## TASK TO CARRY OUT
Gather, from the listing beneath this task, every line holding the string "trees".
=======
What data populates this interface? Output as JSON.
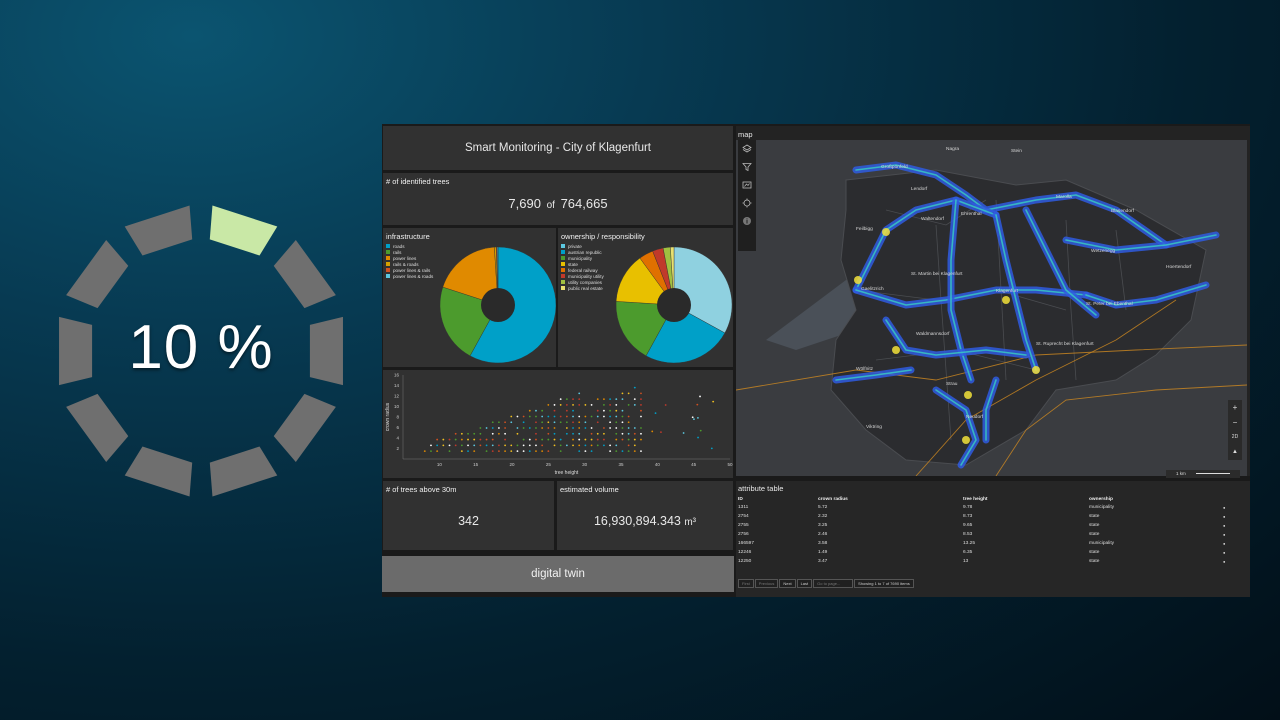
{
  "progress": {
    "label": "10 %",
    "fraction": 0.1,
    "active_color": "#c9e8a6",
    "inactive_color": "#6f6f6f"
  },
  "dashboard": {
    "title": "Smart Monitoring - City of Klagenfurt",
    "identified": {
      "label": "# of identified trees",
      "count": "7,690",
      "of_word": "of",
      "total": "764,665"
    },
    "infrastructure": {
      "title": "infrastructure",
      "legend": [
        {
          "label": "roads",
          "color": "#00a0c8"
        },
        {
          "label": "rails",
          "color": "#4c9b2d"
        },
        {
          "label": "power lines",
          "color": "#e08a00"
        },
        {
          "label": "rails & roads",
          "color": "#d4a000"
        },
        {
          "label": "power lines & rails",
          "color": "#d05020"
        },
        {
          "label": "power lines & roads",
          "color": "#5cc8e0"
        }
      ]
    },
    "ownership": {
      "title": "ownership / responsibility",
      "legend": [
        {
          "label": "private",
          "color": "#5cc8e0"
        },
        {
          "label": "austrian republic",
          "color": "#00a0c8"
        },
        {
          "label": "municipality",
          "color": "#4c9b2d"
        },
        {
          "label": "state",
          "color": "#e8c000"
        },
        {
          "label": "federal railway",
          "color": "#e07000"
        },
        {
          "label": "municipality utility",
          "color": "#c0392b"
        },
        {
          "label": "utility companies",
          "color": "#a0c040"
        },
        {
          "label": "public real estate",
          "color": "#e8e070"
        }
      ]
    },
    "above30": {
      "label": "# of trees above 30m",
      "value": "342"
    },
    "volume": {
      "label": "estimated volume",
      "value": "16,930,894.343",
      "unit": "m³"
    },
    "twin_button": "digital twin",
    "map": {
      "title": "map",
      "tools": [
        "layers-icon",
        "filter-icon",
        "legend-icon",
        "locate-icon",
        "info-icon"
      ],
      "places": [
        "Nagra",
        "Stein",
        "Großponfeld",
        "Lendorf",
        "Marolla",
        "Blasendorf",
        "Waltendorf",
        "Ehrenthal",
        "Feilbigg",
        "Wetzenegg",
        "Hoertendorf",
        "St. Martin bei Klagenfurt",
        "Klagenfurt",
        "Gaelitzrich",
        "St. Peter bei Ebenthal",
        "Waldmannsdorf",
        "St. Ruprecht bei Klagenfurt",
        "Wölfnitz",
        "Strau",
        "Viktring",
        "Neudorf"
      ],
      "zoom": {
        "in": "+",
        "out": "−",
        "mode": "2D",
        "north": "▲"
      },
      "scale": "1 km"
    },
    "attribute_table": {
      "title": "attribute table",
      "columns": [
        "ID",
        "crown radius",
        "tree height",
        "ownership"
      ],
      "rows": [
        [
          "1311",
          "5.72",
          "9.78",
          "municipality"
        ],
        [
          "2754",
          "2.32",
          "8.73",
          "state"
        ],
        [
          "2755",
          "3.25",
          "9.65",
          "state"
        ],
        [
          "2756",
          "2.46",
          "8.53",
          "state"
        ],
        [
          "166597",
          "3.58",
          "13.25",
          "municipality"
        ],
        [
          "12246",
          "1.49",
          "6.35",
          "state"
        ],
        [
          "12250",
          "3.47",
          "13",
          "state"
        ]
      ],
      "pager": {
        "first": "First",
        "previous": "Previous",
        "next": "Next",
        "last": "Last",
        "goto_placeholder": "Go to page...",
        "summary": "Showing 1 to 7 of 7690 items"
      }
    }
  },
  "chart_data": [
    {
      "type": "pie",
      "title": "infrastructure",
      "categories": [
        "roads",
        "rails",
        "power lines",
        "rails & roads",
        "power lines & rails",
        "power lines & roads"
      ],
      "values": [
        58,
        22,
        19,
        0.5,
        0.25,
        0.25
      ],
      "colors": [
        "#00a0c8",
        "#4c9b2d",
        "#e08a00",
        "#d4a000",
        "#d05020",
        "#5cc8e0"
      ]
    },
    {
      "type": "pie",
      "title": "ownership / responsibility",
      "categories": [
        "private",
        "austrian republic",
        "municipality",
        "state",
        "federal railway",
        "municipality utility",
        "utility companies",
        "public real estate"
      ],
      "values": [
        33,
        25,
        18,
        14,
        4,
        3,
        2,
        1
      ],
      "colors": [
        "#8fd1e0",
        "#00a0c8",
        "#4c9b2d",
        "#e8c000",
        "#e07000",
        "#c0392b",
        "#a0c040",
        "#e8e070"
      ]
    },
    {
      "type": "scatter",
      "xlabel": "tree height",
      "ylabel": "crown radius",
      "xlim": [
        5,
        50
      ],
      "ylim": [
        0,
        16
      ],
      "xticks": [
        10,
        15,
        20,
        25,
        30,
        35,
        40,
        45,
        50
      ],
      "yticks": [
        2,
        4,
        6,
        8,
        10,
        12,
        14,
        16
      ],
      "grid": false
    }
  ]
}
=======
## WRITTEN ANSWER
      "label": "# of identified trees",
      "label": "# of trees above 30m",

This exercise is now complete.